• Goal: Collect from the data below each line with "Microsoft".

• Recorded data:
══════
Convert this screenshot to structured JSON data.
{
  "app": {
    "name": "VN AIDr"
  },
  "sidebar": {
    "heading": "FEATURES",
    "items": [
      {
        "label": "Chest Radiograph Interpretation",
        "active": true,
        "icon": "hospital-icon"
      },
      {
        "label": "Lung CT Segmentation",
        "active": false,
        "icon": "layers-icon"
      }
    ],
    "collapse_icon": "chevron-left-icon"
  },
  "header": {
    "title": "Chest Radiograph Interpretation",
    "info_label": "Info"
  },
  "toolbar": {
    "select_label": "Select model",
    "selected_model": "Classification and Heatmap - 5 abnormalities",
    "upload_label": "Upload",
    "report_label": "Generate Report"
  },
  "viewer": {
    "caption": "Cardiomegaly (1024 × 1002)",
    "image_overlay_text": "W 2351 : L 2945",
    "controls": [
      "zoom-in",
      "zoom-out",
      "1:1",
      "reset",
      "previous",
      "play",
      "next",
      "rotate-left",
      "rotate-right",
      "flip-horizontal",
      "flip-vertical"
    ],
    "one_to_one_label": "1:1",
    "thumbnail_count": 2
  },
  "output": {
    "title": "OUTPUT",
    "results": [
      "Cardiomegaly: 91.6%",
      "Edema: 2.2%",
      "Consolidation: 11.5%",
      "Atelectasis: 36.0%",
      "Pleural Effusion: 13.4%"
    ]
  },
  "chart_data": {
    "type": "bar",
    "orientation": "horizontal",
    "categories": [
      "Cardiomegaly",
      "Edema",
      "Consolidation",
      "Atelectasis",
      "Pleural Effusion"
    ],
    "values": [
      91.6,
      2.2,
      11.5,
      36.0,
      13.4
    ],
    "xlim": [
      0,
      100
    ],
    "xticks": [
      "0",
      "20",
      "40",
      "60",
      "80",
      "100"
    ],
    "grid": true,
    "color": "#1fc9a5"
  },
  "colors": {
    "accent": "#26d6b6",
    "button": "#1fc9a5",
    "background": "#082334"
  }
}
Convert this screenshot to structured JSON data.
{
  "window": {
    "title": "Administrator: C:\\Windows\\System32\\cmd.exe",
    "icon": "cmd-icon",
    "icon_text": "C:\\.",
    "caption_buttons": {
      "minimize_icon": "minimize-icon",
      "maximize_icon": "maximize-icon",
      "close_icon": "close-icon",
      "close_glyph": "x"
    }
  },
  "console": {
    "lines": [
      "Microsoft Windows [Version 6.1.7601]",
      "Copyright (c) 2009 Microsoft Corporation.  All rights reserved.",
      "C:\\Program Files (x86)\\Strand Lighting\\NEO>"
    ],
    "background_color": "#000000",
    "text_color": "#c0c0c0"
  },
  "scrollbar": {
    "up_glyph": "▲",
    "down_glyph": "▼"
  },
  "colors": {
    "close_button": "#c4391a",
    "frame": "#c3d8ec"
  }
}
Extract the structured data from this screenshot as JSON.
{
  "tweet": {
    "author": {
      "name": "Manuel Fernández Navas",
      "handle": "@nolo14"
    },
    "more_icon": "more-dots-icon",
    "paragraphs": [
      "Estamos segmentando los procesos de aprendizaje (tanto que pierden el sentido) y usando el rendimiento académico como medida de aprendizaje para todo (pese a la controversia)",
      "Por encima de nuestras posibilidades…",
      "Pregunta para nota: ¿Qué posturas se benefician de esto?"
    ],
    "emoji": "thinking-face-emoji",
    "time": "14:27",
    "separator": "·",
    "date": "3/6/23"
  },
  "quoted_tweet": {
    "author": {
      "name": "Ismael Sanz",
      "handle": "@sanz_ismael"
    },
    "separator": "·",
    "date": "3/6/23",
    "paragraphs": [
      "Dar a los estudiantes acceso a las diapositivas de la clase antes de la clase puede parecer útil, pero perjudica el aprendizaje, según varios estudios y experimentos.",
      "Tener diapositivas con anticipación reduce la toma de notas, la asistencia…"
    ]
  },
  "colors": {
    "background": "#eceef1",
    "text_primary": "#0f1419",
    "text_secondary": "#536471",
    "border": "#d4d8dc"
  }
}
══════
• Solution to the exercise:
      "Microsoft Windows [Version 6.1.7601]",
      "Copyright (c) 2009 Microsoft Corporation.  All rights reserved.",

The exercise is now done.